* Stated task
Keep the pictures out of the copy and repeat the records exactly.

* Begin Data entries *

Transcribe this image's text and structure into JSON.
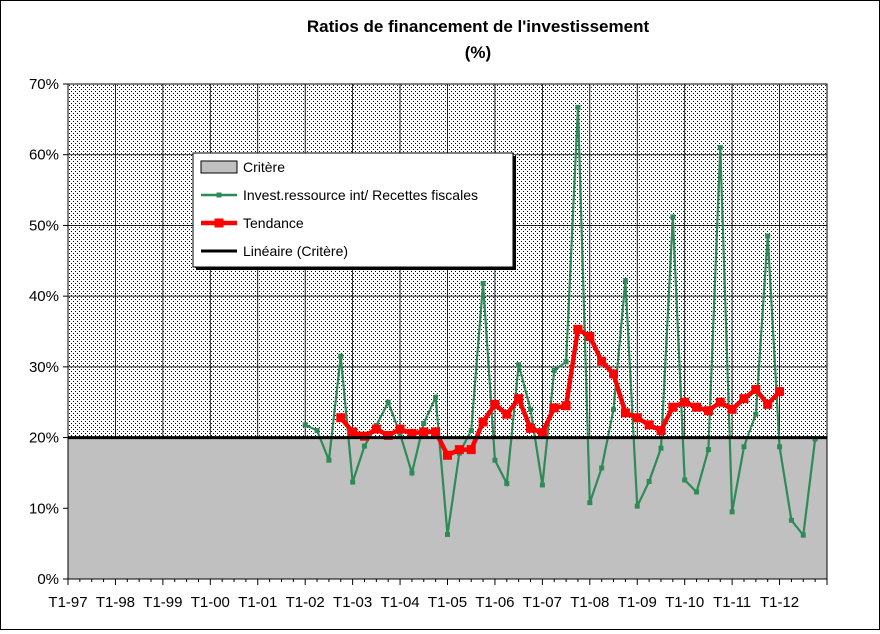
{
  "chart_data": {
    "type": "line",
    "title": "Ratios de financement de l'investissement",
    "subtitle": "(%)",
    "xlabel": "",
    "ylabel": "",
    "ylim": [
      0,
      70
    ],
    "ytick_labels": [
      "0%",
      "10%",
      "20%",
      "30%",
      "40%",
      "50%",
      "60%",
      "70%"
    ],
    "x_tick_labels": [
      "T1-97",
      "T1-98",
      "T1-99",
      "T1-00",
      "T1-01",
      "T1-02",
      "T1-03",
      "T1-04",
      "T1-05",
      "T1-06",
      "T1-07",
      "T1-08",
      "T1-09",
      "T1-10",
      "T1-11",
      "T1-12"
    ],
    "quarters_per_year": 4,
    "grid": true,
    "legend_position": "upper-left",
    "series": [
      {
        "name": "Critère",
        "kind": "area",
        "color": "#c0c0c0",
        "start_index": 0,
        "values": [
          20,
          20,
          20,
          20,
          20,
          20,
          20,
          20,
          20,
          20,
          20,
          20,
          20,
          20,
          20,
          20,
          20,
          20,
          20,
          20,
          20,
          20,
          20,
          20,
          20,
          20,
          20,
          20,
          20,
          20,
          20,
          20,
          20,
          20,
          20,
          20,
          20,
          20,
          20,
          20,
          20,
          20,
          20,
          20,
          20,
          20,
          20,
          20,
          20,
          20,
          20,
          20,
          20,
          20,
          20,
          20,
          20,
          20,
          20,
          20,
          20,
          20,
          20,
          20
        ]
      },
      {
        "name": "Invest.ressource int/ Recettes fiscales",
        "kind": "line",
        "color": "#2e8b57",
        "start_index": 20,
        "values": [
          21.8,
          21.0,
          16.8,
          31.5,
          13.7,
          18.8,
          21.7,
          25.0,
          20.5,
          15.0,
          22.0,
          25.7,
          6.3,
          17.8,
          21.0,
          41.8,
          16.8,
          13.5,
          30.3,
          24.0,
          13.3,
          29.5,
          30.7,
          66.7,
          10.8,
          15.7,
          24.0,
          42.2,
          10.3,
          13.8,
          18.5,
          51.2,
          14.0,
          12.3,
          18.3,
          61.0,
          9.5,
          18.7,
          23.3,
          48.5,
          18.7,
          8.3,
          6.2,
          19.8
        ]
      },
      {
        "name": "Tendance",
        "kind": "line",
        "color": "#ff0000",
        "start_index": 23,
        "values": [
          22.8,
          20.8,
          20.2,
          21.2,
          20.3,
          21.2,
          20.6,
          20.8,
          20.8,
          17.5,
          18.3,
          18.3,
          22.2,
          24.7,
          23.3,
          25.5,
          21.3,
          20.7,
          24.2,
          24.5,
          35.3,
          34.3,
          30.8,
          29.0,
          23.5,
          22.8,
          21.8,
          21.0,
          24.3,
          25.0,
          24.3,
          23.8,
          25.0,
          24.0,
          25.5,
          26.8,
          24.7,
          26.5
        ]
      },
      {
        "name": "Linéaire (Critère)",
        "kind": "line",
        "color": "#000000",
        "start_index": 0,
        "values": [
          20,
          20,
          20,
          20,
          20,
          20,
          20,
          20,
          20,
          20,
          20,
          20,
          20,
          20,
          20,
          20,
          20,
          20,
          20,
          20,
          20,
          20,
          20,
          20,
          20,
          20,
          20,
          20,
          20,
          20,
          20,
          20,
          20,
          20,
          20,
          20,
          20,
          20,
          20,
          20,
          20,
          20,
          20,
          20,
          20,
          20,
          20,
          20,
          20,
          20,
          20,
          20,
          20,
          20,
          20,
          20,
          20,
          20,
          20,
          20,
          20,
          20,
          20,
          20
        ]
      }
    ]
  }
}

* End Data entries *

* The answer
Transcribe this image's text and structure into JSON.
{
  "chart_data": {
    "type": "line",
    "title": "Ratios de financement de l'investissement",
    "subtitle": "(%)",
    "xlabel": "",
    "ylabel": "",
    "ylim": [
      0,
      70
    ],
    "ytick_labels": [
      "0%",
      "10%",
      "20%",
      "30%",
      "40%",
      "50%",
      "60%",
      "70%"
    ],
    "x_tick_labels": [
      "T1-97",
      "T1-98",
      "T1-99",
      "T1-00",
      "T1-01",
      "T1-02",
      "T1-03",
      "T1-04",
      "T1-05",
      "T1-06",
      "T1-07",
      "T1-08",
      "T1-09",
      "T1-10",
      "T1-11",
      "T1-12"
    ],
    "quarters_per_year": 4,
    "grid": true,
    "legend_position": "upper-left",
    "series": [
      {
        "name": "Critère",
        "kind": "area",
        "color": "#c0c0c0",
        "start_index": 0,
        "values": [
          20,
          20,
          20,
          20,
          20,
          20,
          20,
          20,
          20,
          20,
          20,
          20,
          20,
          20,
          20,
          20,
          20,
          20,
          20,
          20,
          20,
          20,
          20,
          20,
          20,
          20,
          20,
          20,
          20,
          20,
          20,
          20,
          20,
          20,
          20,
          20,
          20,
          20,
          20,
          20,
          20,
          20,
          20,
          20,
          20,
          20,
          20,
          20,
          20,
          20,
          20,
          20,
          20,
          20,
          20,
          20,
          20,
          20,
          20,
          20,
          20,
          20,
          20,
          20
        ]
      },
      {
        "name": "Invest.ressource int/ Recettes fiscales",
        "kind": "line",
        "color": "#2e8b57",
        "start_index": 20,
        "values": [
          21.8,
          21.0,
          16.8,
          31.5,
          13.7,
          18.8,
          21.7,
          25.0,
          20.5,
          15.0,
          22.0,
          25.7,
          6.3,
          17.8,
          21.0,
          41.8,
          16.8,
          13.5,
          30.3,
          24.0,
          13.3,
          29.5,
          30.7,
          66.7,
          10.8,
          15.7,
          24.0,
          42.2,
          10.3,
          13.8,
          18.5,
          51.2,
          14.0,
          12.3,
          18.3,
          61.0,
          9.5,
          18.7,
          23.3,
          48.5,
          18.7,
          8.3,
          6.2,
          19.8
        ]
      },
      {
        "name": "Tendance",
        "kind": "line",
        "color": "#ff0000",
        "start_index": 23,
        "values": [
          22.8,
          20.8,
          20.2,
          21.2,
          20.3,
          21.2,
          20.6,
          20.8,
          20.8,
          17.5,
          18.3,
          18.3,
          22.2,
          24.7,
          23.3,
          25.5,
          21.3,
          20.7,
          24.2,
          24.5,
          35.3,
          34.3,
          30.8,
          29.0,
          23.5,
          22.8,
          21.8,
          21.0,
          24.3,
          25.0,
          24.3,
          23.8,
          25.0,
          24.0,
          25.5,
          26.8,
          24.7,
          26.5
        ]
      },
      {
        "name": "Linéaire (Critère)",
        "kind": "line",
        "color": "#000000",
        "start_index": 0,
        "values": [
          20,
          20,
          20,
          20,
          20,
          20,
          20,
          20,
          20,
          20,
          20,
          20,
          20,
          20,
          20,
          20,
          20,
          20,
          20,
          20,
          20,
          20,
          20,
          20,
          20,
          20,
          20,
          20,
          20,
          20,
          20,
          20,
          20,
          20,
          20,
          20,
          20,
          20,
          20,
          20,
          20,
          20,
          20,
          20,
          20,
          20,
          20,
          20,
          20,
          20,
          20,
          20,
          20,
          20,
          20,
          20,
          20,
          20,
          20,
          20,
          20,
          20,
          20,
          20
        ]
      }
    ]
  }
}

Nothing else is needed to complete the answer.